> [Rows from a figure dataset]:
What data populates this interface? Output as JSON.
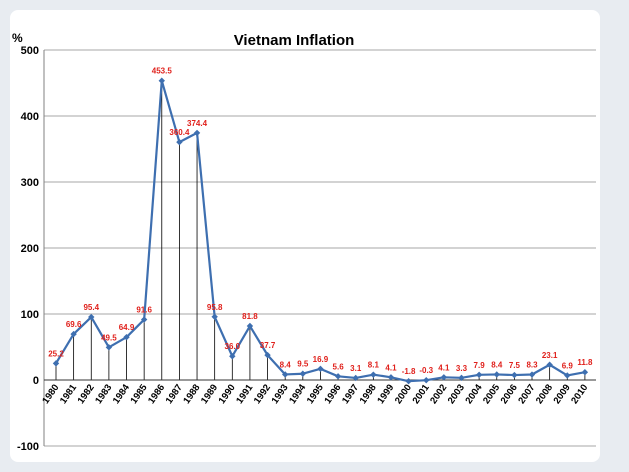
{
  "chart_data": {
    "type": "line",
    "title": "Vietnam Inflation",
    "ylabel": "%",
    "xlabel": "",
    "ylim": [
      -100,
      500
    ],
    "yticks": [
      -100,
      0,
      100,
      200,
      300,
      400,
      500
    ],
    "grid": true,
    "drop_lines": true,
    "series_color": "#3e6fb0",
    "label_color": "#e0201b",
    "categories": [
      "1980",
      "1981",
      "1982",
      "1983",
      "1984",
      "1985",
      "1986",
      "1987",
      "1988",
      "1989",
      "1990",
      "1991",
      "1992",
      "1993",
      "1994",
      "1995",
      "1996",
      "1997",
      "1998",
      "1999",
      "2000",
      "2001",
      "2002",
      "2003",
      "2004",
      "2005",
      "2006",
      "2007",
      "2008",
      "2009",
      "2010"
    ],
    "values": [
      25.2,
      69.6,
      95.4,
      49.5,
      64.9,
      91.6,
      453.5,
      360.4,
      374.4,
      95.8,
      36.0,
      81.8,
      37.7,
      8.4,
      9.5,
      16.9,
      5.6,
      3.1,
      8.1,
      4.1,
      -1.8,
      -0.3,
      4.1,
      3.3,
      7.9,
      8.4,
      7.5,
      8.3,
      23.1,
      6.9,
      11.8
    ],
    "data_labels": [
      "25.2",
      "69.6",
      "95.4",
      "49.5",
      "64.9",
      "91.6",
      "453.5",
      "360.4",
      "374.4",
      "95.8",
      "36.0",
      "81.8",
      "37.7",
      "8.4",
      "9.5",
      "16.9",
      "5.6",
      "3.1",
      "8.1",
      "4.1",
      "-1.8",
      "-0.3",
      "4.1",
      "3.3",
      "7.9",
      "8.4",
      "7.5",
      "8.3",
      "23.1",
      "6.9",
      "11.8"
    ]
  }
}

> [STATED GOAL]:
Repeat the lines above exactly, and keep every picture out.

> [TASK RESPONSE]:
What data populates this interface? Output as JSON.
{
  "chart_data": {
    "type": "line",
    "title": "Vietnam Inflation",
    "ylabel": "%",
    "xlabel": "",
    "ylim": [
      -100,
      500
    ],
    "yticks": [
      -100,
      0,
      100,
      200,
      300,
      400,
      500
    ],
    "grid": true,
    "drop_lines": true,
    "series_color": "#3e6fb0",
    "label_color": "#e0201b",
    "categories": [
      "1980",
      "1981",
      "1982",
      "1983",
      "1984",
      "1985",
      "1986",
      "1987",
      "1988",
      "1989",
      "1990",
      "1991",
      "1992",
      "1993",
      "1994",
      "1995",
      "1996",
      "1997",
      "1998",
      "1999",
      "2000",
      "2001",
      "2002",
      "2003",
      "2004",
      "2005",
      "2006",
      "2007",
      "2008",
      "2009",
      "2010"
    ],
    "values": [
      25.2,
      69.6,
      95.4,
      49.5,
      64.9,
      91.6,
      453.5,
      360.4,
      374.4,
      95.8,
      36.0,
      81.8,
      37.7,
      8.4,
      9.5,
      16.9,
      5.6,
      3.1,
      8.1,
      4.1,
      -1.8,
      -0.3,
      4.1,
      3.3,
      7.9,
      8.4,
      7.5,
      8.3,
      23.1,
      6.9,
      11.8
    ],
    "data_labels": [
      "25.2",
      "69.6",
      "95.4",
      "49.5",
      "64.9",
      "91.6",
      "453.5",
      "360.4",
      "374.4",
      "95.8",
      "36.0",
      "81.8",
      "37.7",
      "8.4",
      "9.5",
      "16.9",
      "5.6",
      "3.1",
      "8.1",
      "4.1",
      "-1.8",
      "-0.3",
      "4.1",
      "3.3",
      "7.9",
      "8.4",
      "7.5",
      "8.3",
      "23.1",
      "6.9",
      "11.8"
    ]
  }
}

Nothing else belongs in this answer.